> WHAT THIS TASK INVOLVES:
Scan the lines below; pull out those with "name".

> ENTRIES PROVIDED:
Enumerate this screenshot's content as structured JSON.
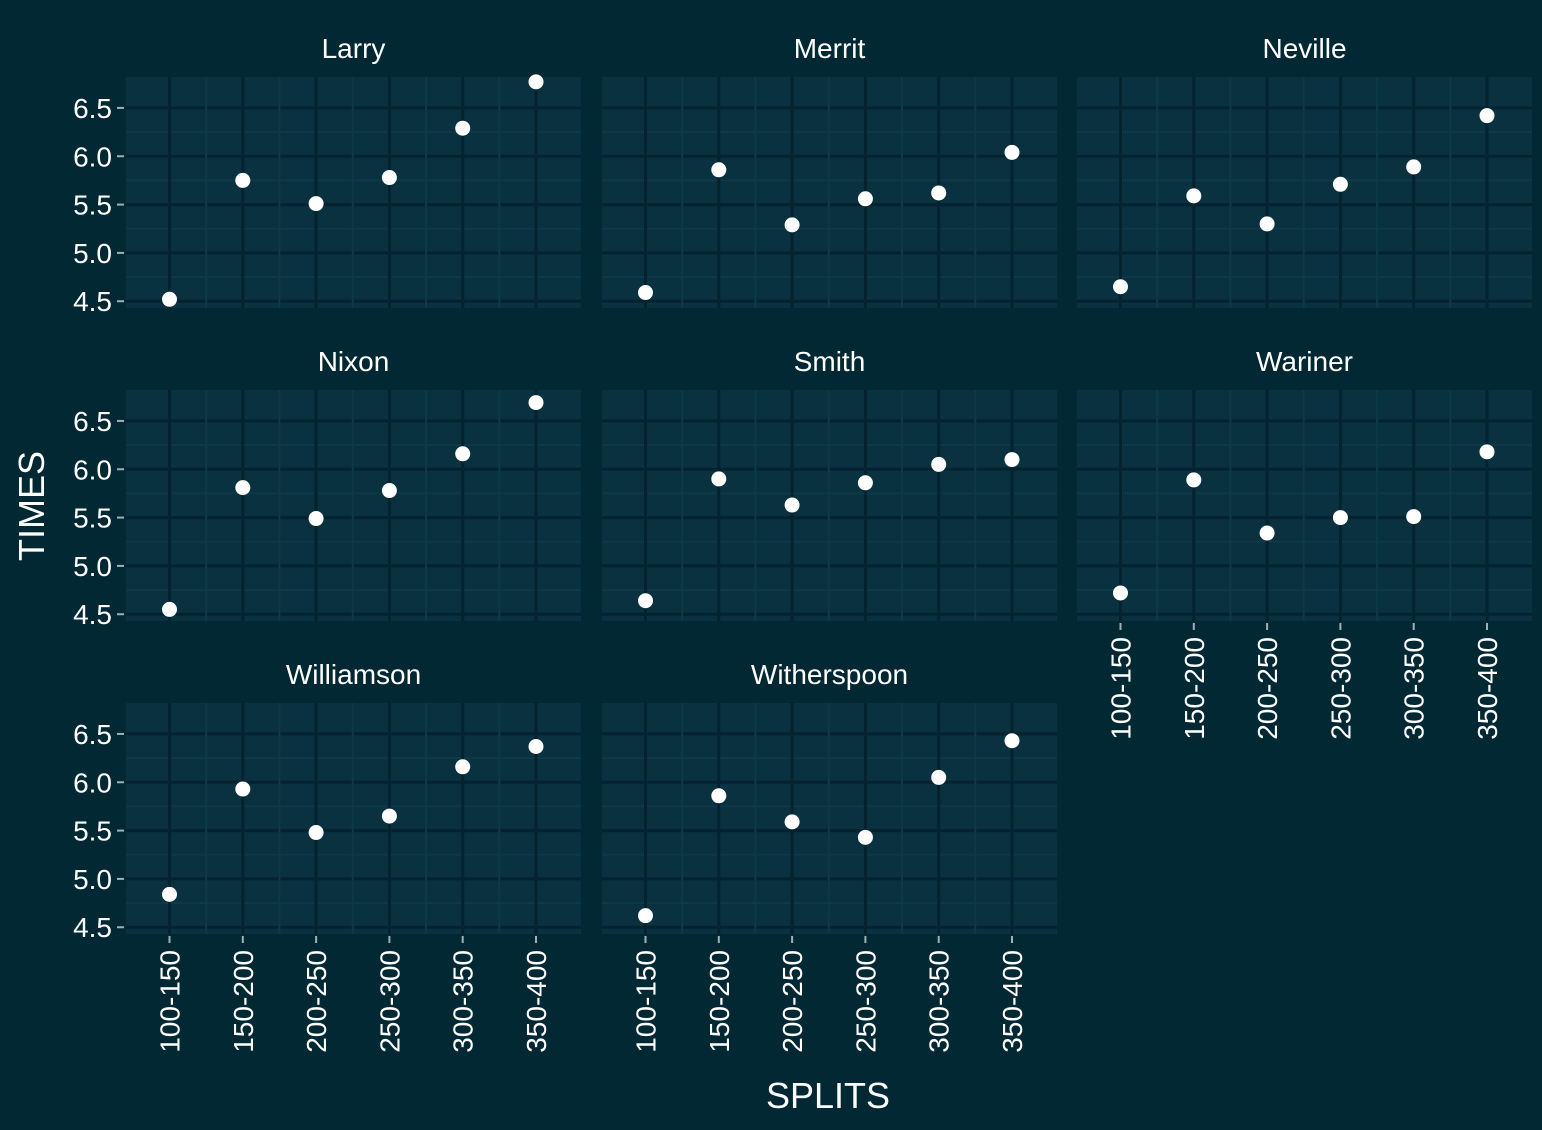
{
  "chart_data": {
    "type": "scatter",
    "facet": "wrap",
    "xlabel": "SPLITS",
    "ylabel": "TIMES",
    "categories": [
      "100-150",
      "150-200",
      "200-250",
      "250-300",
      "300-350",
      "350-400"
    ],
    "y_ticks": [
      4.5,
      5.0,
      5.5,
      6.0,
      6.5
    ],
    "y_tick_labels": [
      "4.5",
      "5.0",
      "5.5",
      "6.0",
      "6.5"
    ],
    "ylim": [
      4.43,
      6.82
    ],
    "grid": true,
    "panels": [
      {
        "name": "Larry",
        "values": [
          4.52,
          5.75,
          5.51,
          5.78,
          6.29,
          6.77
        ]
      },
      {
        "name": "Merrit",
        "values": [
          4.59,
          5.86,
          5.29,
          5.56,
          5.62,
          6.04
        ]
      },
      {
        "name": "Neville",
        "values": [
          4.65,
          5.59,
          5.3,
          5.71,
          5.89,
          6.42
        ]
      },
      {
        "name": "Nixon",
        "values": [
          4.55,
          5.81,
          5.49,
          5.78,
          6.16,
          6.69
        ]
      },
      {
        "name": "Smith",
        "values": [
          4.64,
          5.9,
          5.63,
          5.86,
          6.05,
          6.1
        ]
      },
      {
        "name": "Wariner",
        "values": [
          4.72,
          5.89,
          5.34,
          5.5,
          5.51,
          6.18
        ]
      },
      {
        "name": "Williamson",
        "values": [
          4.84,
          5.93,
          5.48,
          5.65,
          6.16,
          6.37
        ]
      },
      {
        "name": "Witherspoon",
        "values": [
          4.62,
          5.86,
          5.59,
          5.43,
          6.05,
          6.43
        ]
      }
    ]
  },
  "colors": {
    "background": "#022834",
    "panel": "#093140",
    "grid_major": "#04232E",
    "grid_minor": "#0E3947",
    "point": "#ffffff",
    "text": "#ffffff",
    "tick": "#9fb0b6"
  }
}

> RESPONSE TO THE EXERCISE:
        "name": "Larry",
        "name": "Merrit",
        "name": "Neville",
        "name": "Nixon",
        "name": "Smith",
        "name": "Wariner",
        "name": "Williamson",
        "name": "Witherspoon",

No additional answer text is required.